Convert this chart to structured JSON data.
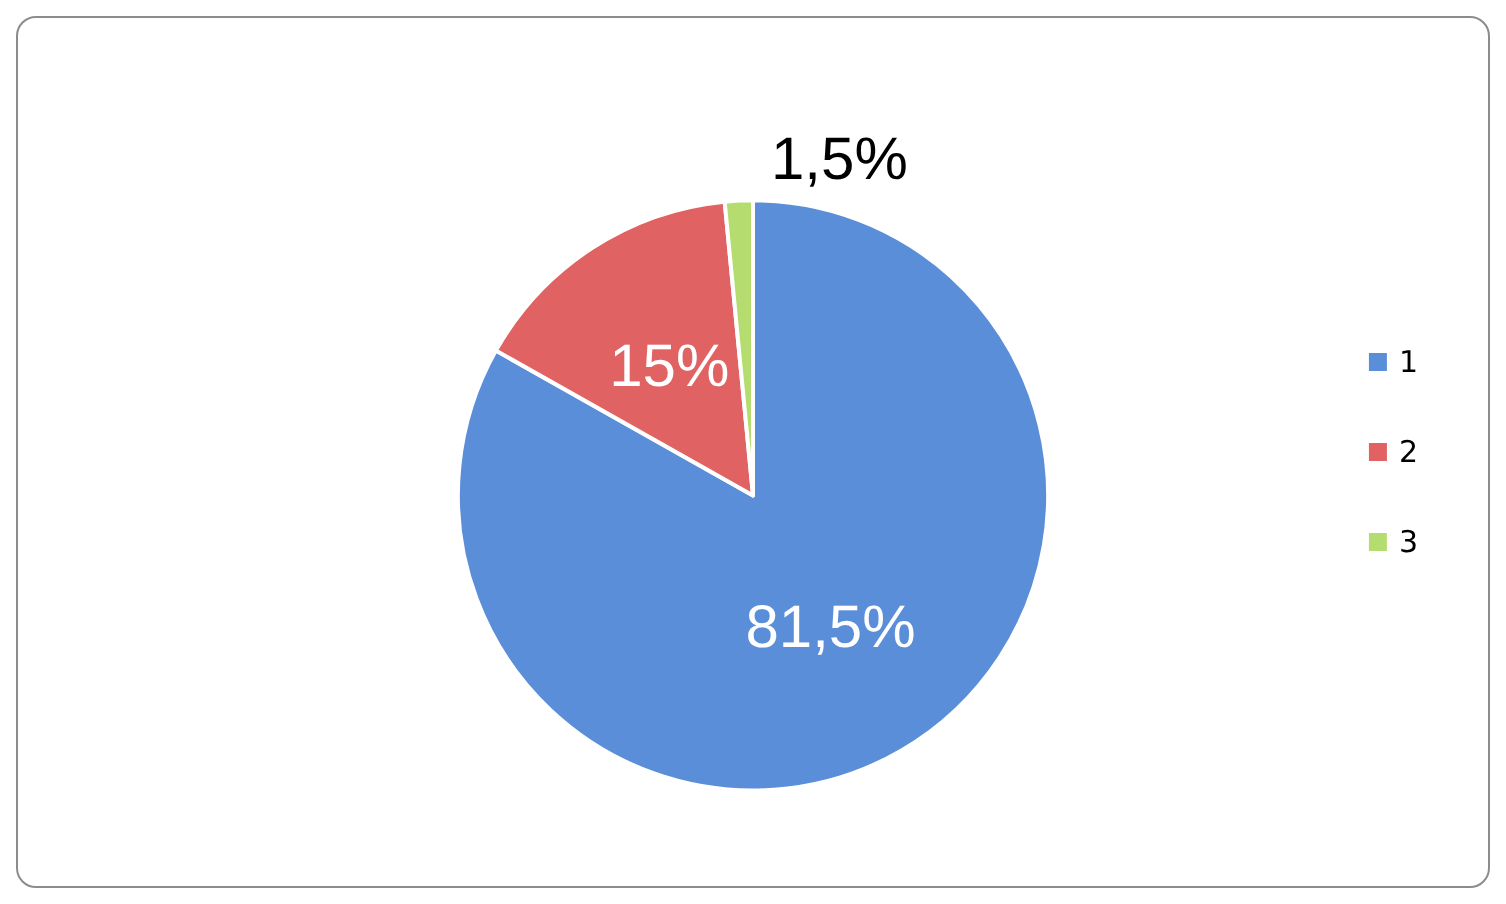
{
  "chart_data": {
    "type": "pie",
    "categories": [
      "1",
      "2",
      "3"
    ],
    "values": [
      81.5,
      15,
      1.5
    ],
    "colors": [
      "#5b8ed8",
      "#e06262",
      "#b5dc6e"
    ],
    "value_labels": [
      "81,5%",
      "15%",
      "1,5%"
    ],
    "legend": "right"
  }
}
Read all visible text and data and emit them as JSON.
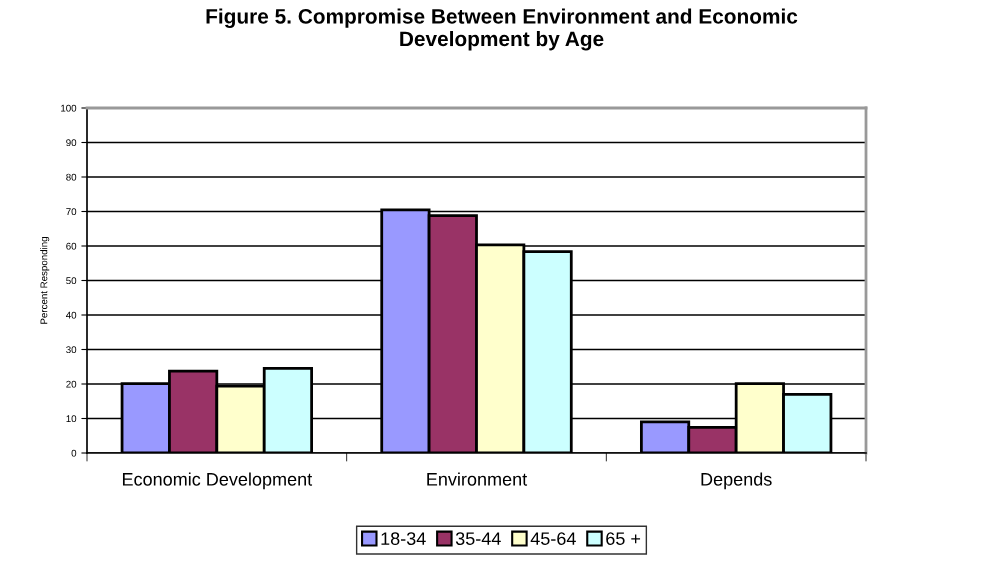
{
  "chart_data": {
    "type": "bar",
    "title": "Figure 5. Compromise Between Environment and Economic\nDevelopment by Age",
    "ylabel": "Percent Responding",
    "categories": [
      "Economic Development",
      "Environment",
      "Depends"
    ],
    "series": [
      {
        "name": "18-34",
        "color": "#9999ff",
        "values": [
          20.1,
          70.5,
          9.0
        ]
      },
      {
        "name": "35-44",
        "color": "#993366",
        "values": [
          23.7,
          68.8,
          7.4
        ]
      },
      {
        "name": "45-64",
        "color": "#ffffcc",
        "values": [
          19.4,
          60.3,
          20.1
        ]
      },
      {
        "name": "65 +",
        "color": "#ccffff",
        "values": [
          24.5,
          58.4,
          17.0
        ]
      }
    ],
    "ylim": [
      0,
      100
    ],
    "yticks": [
      0,
      10,
      20,
      30,
      40,
      50,
      60,
      70,
      80,
      90,
      100
    ],
    "grid": "y",
    "legend": "bottom"
  }
}
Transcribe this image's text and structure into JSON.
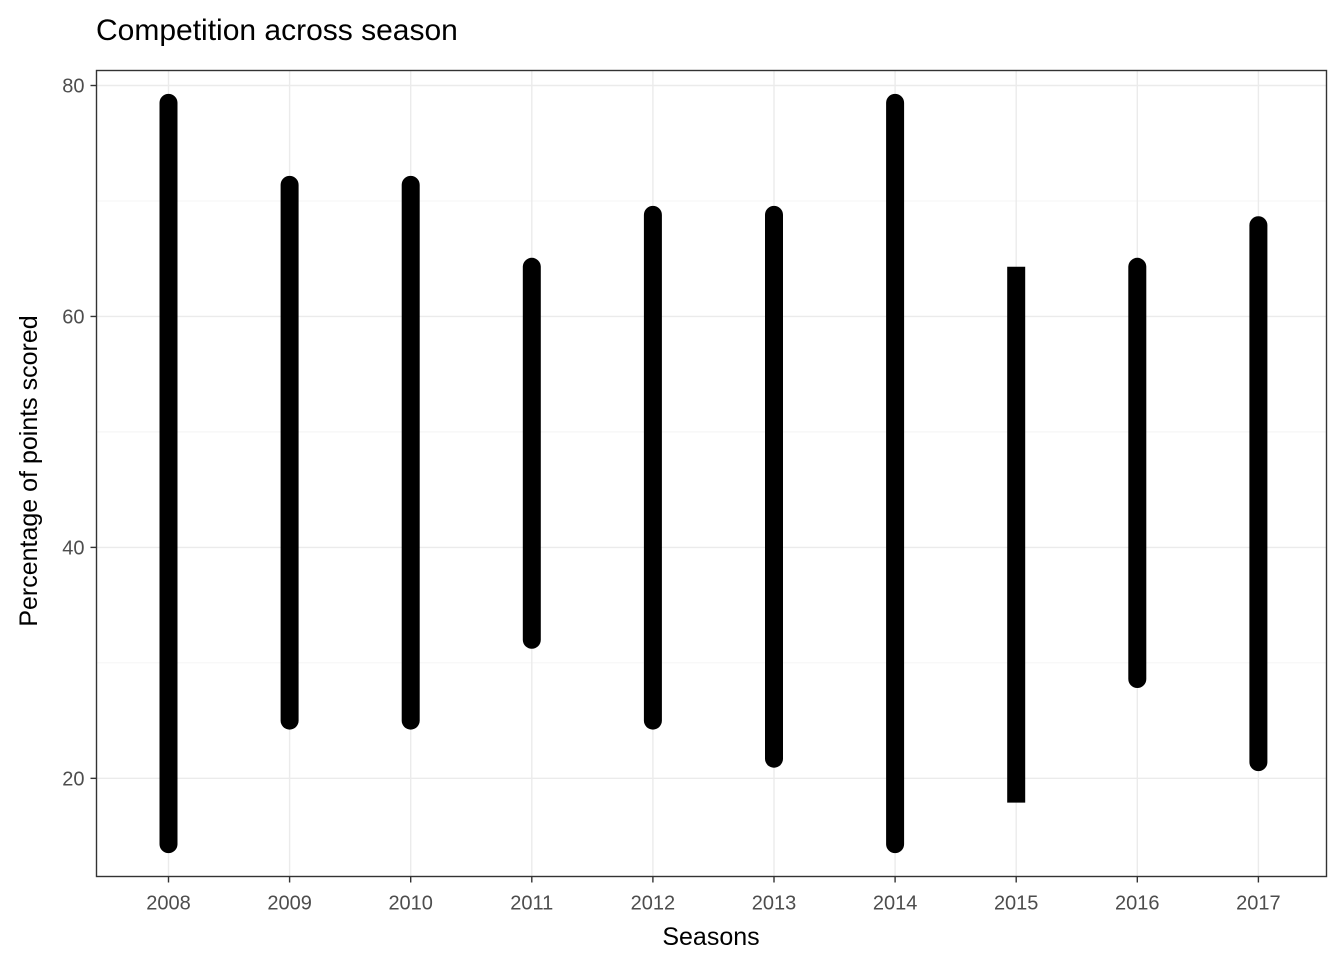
{
  "chart_data": {
    "type": "range",
    "title": "Competition across season",
    "xlabel": "Seasons",
    "ylabel": "Percentage of points scored",
    "categories": [
      "2008",
      "2009",
      "2010",
      "2011",
      "2012",
      "2013",
      "2014",
      "2015",
      "2016",
      "2017"
    ],
    "low": [
      14.3,
      25.0,
      25.0,
      32.0,
      25.0,
      21.7,
      14.3,
      17.9,
      28.6,
      21.4
    ],
    "high": [
      78.5,
      71.4,
      71.4,
      64.3,
      68.8,
      68.8,
      78.5,
      64.3,
      64.3,
      67.9
    ],
    "ylim": [
      11.5,
      81.3
    ],
    "yticks": [
      20,
      40,
      60,
      80
    ],
    "grid": true,
    "bar_color": "#000000"
  }
}
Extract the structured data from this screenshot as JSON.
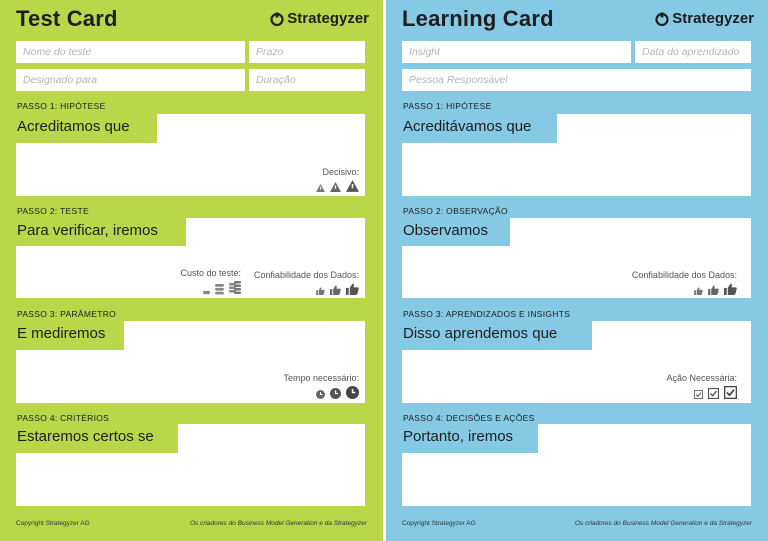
{
  "brand": "Strategyzer",
  "colors": {
    "test_card": "#b9d748",
    "learning_card": "#86c9e4"
  },
  "test_card": {
    "title": "Test Card",
    "fields": {
      "test_name": "Nome do teste",
      "deadline": "Prazo",
      "assigned_to": "Designado para",
      "duration": "Duração"
    },
    "steps": [
      {
        "label": "PASSO 1: HIPÓTESE",
        "prompt": "Acreditamos que",
        "meter_label": "Decisivo:",
        "meter_icons": "warning-icon"
      },
      {
        "label": "PASSO 2: TESTE",
        "prompt": "Para verificar, iremos",
        "meter_label": "Custo do teste:",
        "meter_icons": "coin-stack-icon",
        "meter2_label": "Confiabilidade dos Dados:",
        "meter2_icons": "thumbs-up-icon"
      },
      {
        "label": "PASSO 3: PARÂMETRO",
        "prompt": "E mediremos",
        "meter_label": "Tempo necessário:",
        "meter_icons": "clock-icon"
      },
      {
        "label": "PASSO 4: CRITÉRIOS",
        "prompt": "Estaremos certos se"
      }
    ],
    "footer_left": "Copyright Strategyzer AG",
    "footer_right": "Os criadores do Business Model Generation e da Strategyzer"
  },
  "learning_card": {
    "title": "Learning Card",
    "fields": {
      "insight": "Insight",
      "learning_date": "Data do aprendizado",
      "responsible": "Pessoa Responsável"
    },
    "steps": [
      {
        "label": "PASSO 1: HIPÓTESE",
        "prompt": "Acreditávamos que"
      },
      {
        "label": "PASSO 2: OBSERVAÇÃO",
        "prompt": "Observamos",
        "meter_label": "Confiabilidade dos Dados:",
        "meter_icons": "thumbs-up-icon"
      },
      {
        "label": "PASSO 3: APRENDIZADOS E INSIGHTS",
        "prompt": "Disso aprendemos que",
        "meter_label": "Ação Necessária:",
        "meter_icons": "checkbox-icon"
      },
      {
        "label": "PASSO 4: DECISÕES E AÇÕES",
        "prompt": "Portanto, iremos"
      }
    ],
    "footer_left": "Copyright Strategyzer AG",
    "footer_right": "Os criadores do Business Model Generation e da Strategyzer"
  }
}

* _Problem to solve_: Retype the whole listing, keeping every line identical and omitting all pictures.

* _Problem solution_:
Convert this chart to structured JSON data.
{
  "chart_data": {
    "type": "pie",
    "categories": [
      "1",
      "2",
      "3"
    ],
    "values": [
      81.5,
      15,
      1.5
    ],
    "colors": [
      "#5b8ed8",
      "#e06262",
      "#b5dc6e"
    ],
    "value_labels": [
      "81,5%",
      "15%",
      "1,5%"
    ],
    "legend": "right"
  }
}
Read all visible text and data and emit them as JSON.
{
  "chart_data": {
    "type": "bar",
    "title": "Figure 5. Compromise Between Environment and Economic\nDevelopment by Age",
    "ylabel": "Percent Responding",
    "categories": [
      "Economic Development",
      "Environment",
      "Depends"
    ],
    "series": [
      {
        "name": "18-34",
        "color": "#9999ff",
        "values": [
          20.1,
          70.5,
          9.0
        ]
      },
      {
        "name": "35-44",
        "color": "#993366",
        "values": [
          23.7,
          68.8,
          7.4
        ]
      },
      {
        "name": "45-64",
        "color": "#ffffcc",
        "values": [
          19.4,
          60.3,
          20.1
        ]
      },
      {
        "name": "65 +",
        "color": "#ccffff",
        "values": [
          24.5,
          58.4,
          17.0
        ]
      }
    ],
    "ylim": [
      0,
      100
    ],
    "yticks": [
      0,
      10,
      20,
      30,
      40,
      50,
      60,
      70,
      80,
      90,
      100
    ],
    "grid": "y",
    "legend": "bottom"
  }
}
Transcribe this image's text and structure into JSON.
{
  "chart_data": {
    "type": "range",
    "title": "Competition across season",
    "xlabel": "Seasons",
    "ylabel": "Percentage of points scored",
    "categories": [
      "2008",
      "2009",
      "2010",
      "2011",
      "2012",
      "2013",
      "2014",
      "2015",
      "2016",
      "2017"
    ],
    "low": [
      14.3,
      25.0,
      25.0,
      32.0,
      25.0,
      21.7,
      14.3,
      17.9,
      28.6,
      21.4
    ],
    "high": [
      78.5,
      71.4,
      71.4,
      64.3,
      68.8,
      68.8,
      78.5,
      64.3,
      64.3,
      67.9
    ],
    "ylim": [
      11.5,
      81.3
    ],
    "yticks": [
      20,
      40,
      60,
      80
    ],
    "grid": true,
    "bar_color": "#000000"
  }
}
Extract the structured data from this screenshot as JSON.
{
  "brand": "Strategyzer",
  "colors": {
    "test_card": "#b9d748",
    "learning_card": "#86c9e4"
  },
  "test_card": {
    "title": "Test Card",
    "fields": {
      "test_name": "Nome do teste",
      "deadline": "Prazo",
      "assigned_to": "Designado para",
      "duration": "Duração"
    },
    "steps": [
      {
        "label": "PASSO 1: HIPÓTESE",
        "prompt": "Acreditamos que",
        "meter_label": "Decisivo:",
        "meter_icons": "warning-icon"
      },
      {
        "label": "PASSO 2: TESTE",
        "prompt": "Para verificar, iremos",
        "meter_label": "Custo do teste:",
        "meter_icons": "coin-stack-icon",
        "meter2_label": "Confiabilidade dos Dados:",
        "meter2_icons": "thumbs-up-icon"
      },
      {
        "label": "PASSO 3: PARÂMETRO",
        "prompt": "E mediremos",
        "meter_label": "Tempo necessário:",
        "meter_icons": "clock-icon"
      },
      {
        "label": "PASSO 4: CRITÉRIOS",
        "prompt": "Estaremos certos se"
      }
    ],
    "footer_left": "Copyright Strategyzer AG",
    "footer_right": "Os criadores do Business Model Generation e da Strategyzer"
  },
  "learning_card": {
    "title": "Learning Card",
    "fields": {
      "insight": "Insight",
      "learning_date": "Data do aprendizado",
      "responsible": "Pessoa Responsável"
    },
    "steps": [
      {
        "label": "PASSO 1: HIPÓTESE",
        "prompt": "Acreditávamos que"
      },
      {
        "label": "PASSO 2: OBSERVAÇÃO",
        "prompt": "Observamos",
        "meter_label": "Confiabilidade dos Dados:",
        "meter_icons": "thumbs-up-icon"
      },
      {
        "label": "PASSO 3: APRENDIZADOS E INSIGHTS",
        "prompt": "Disso aprendemos que",
        "meter_label": "Ação Necessária:",
        "meter_icons": "checkbox-icon"
      },
      {
        "label": "PASSO 4: DECISÕES E AÇÕES",
        "prompt": "Portanto, iremos"
      }
    ],
    "footer_left": "Copyright Strategyzer AG",
    "footer_right": "Os criadores do Business Model Generation e da Strategyzer"
  }
}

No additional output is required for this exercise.